_EXERCISE BRIEF_:
From the listing below, tally the lines that include "placeholder". Return only the total.

_GIVEN RECORDS_:
-=-=-=-=-
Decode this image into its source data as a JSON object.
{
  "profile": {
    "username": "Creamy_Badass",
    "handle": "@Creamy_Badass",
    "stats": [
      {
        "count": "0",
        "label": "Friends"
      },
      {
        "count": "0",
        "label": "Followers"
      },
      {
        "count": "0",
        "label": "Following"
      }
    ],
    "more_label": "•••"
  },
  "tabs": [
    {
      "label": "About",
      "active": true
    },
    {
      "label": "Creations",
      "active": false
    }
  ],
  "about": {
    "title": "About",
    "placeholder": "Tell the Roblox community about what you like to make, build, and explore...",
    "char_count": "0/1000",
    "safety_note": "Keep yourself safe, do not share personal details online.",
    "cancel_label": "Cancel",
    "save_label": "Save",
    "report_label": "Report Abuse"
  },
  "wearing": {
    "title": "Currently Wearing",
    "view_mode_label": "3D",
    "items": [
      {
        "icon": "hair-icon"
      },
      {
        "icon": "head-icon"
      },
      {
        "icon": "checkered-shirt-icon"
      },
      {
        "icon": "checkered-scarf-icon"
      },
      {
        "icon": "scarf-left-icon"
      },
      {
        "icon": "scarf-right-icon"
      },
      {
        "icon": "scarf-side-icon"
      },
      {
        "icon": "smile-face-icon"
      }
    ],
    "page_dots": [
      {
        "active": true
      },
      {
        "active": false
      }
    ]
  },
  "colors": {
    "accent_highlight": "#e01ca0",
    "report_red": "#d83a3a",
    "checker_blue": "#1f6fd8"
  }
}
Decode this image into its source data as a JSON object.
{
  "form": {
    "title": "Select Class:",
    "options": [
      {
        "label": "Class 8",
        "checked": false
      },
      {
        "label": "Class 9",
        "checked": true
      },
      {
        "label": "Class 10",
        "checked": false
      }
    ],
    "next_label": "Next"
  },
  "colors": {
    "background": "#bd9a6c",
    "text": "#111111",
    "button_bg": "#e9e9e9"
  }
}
-=-=-=-=-
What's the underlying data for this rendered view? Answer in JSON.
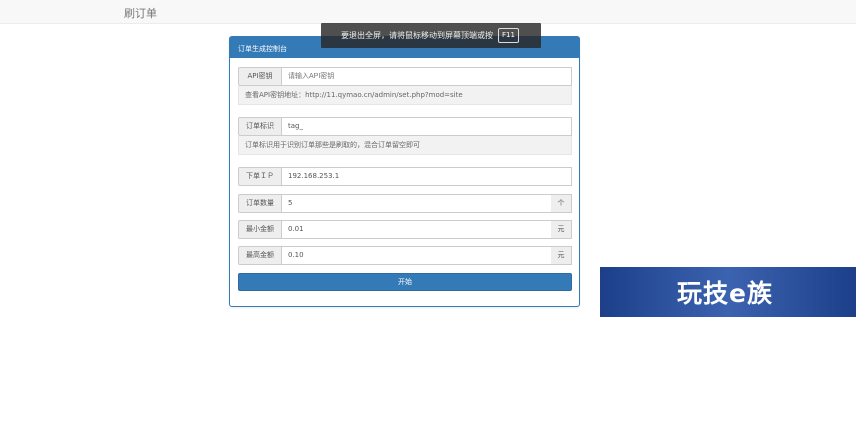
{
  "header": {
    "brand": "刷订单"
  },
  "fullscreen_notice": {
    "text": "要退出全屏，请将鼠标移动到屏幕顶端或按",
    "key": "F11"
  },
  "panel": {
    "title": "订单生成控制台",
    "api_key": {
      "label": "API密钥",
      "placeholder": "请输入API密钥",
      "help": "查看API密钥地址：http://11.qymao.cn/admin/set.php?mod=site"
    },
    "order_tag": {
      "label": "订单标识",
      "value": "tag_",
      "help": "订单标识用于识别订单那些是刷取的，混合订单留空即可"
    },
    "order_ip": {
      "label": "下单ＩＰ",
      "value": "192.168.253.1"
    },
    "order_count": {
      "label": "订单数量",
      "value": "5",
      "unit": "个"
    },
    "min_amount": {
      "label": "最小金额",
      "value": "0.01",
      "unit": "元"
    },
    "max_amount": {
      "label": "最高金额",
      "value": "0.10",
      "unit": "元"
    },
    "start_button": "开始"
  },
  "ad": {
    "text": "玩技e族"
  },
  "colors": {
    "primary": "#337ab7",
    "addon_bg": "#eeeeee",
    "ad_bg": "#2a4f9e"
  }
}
-=-=-=-=-
_FINAL ANSWER_:
2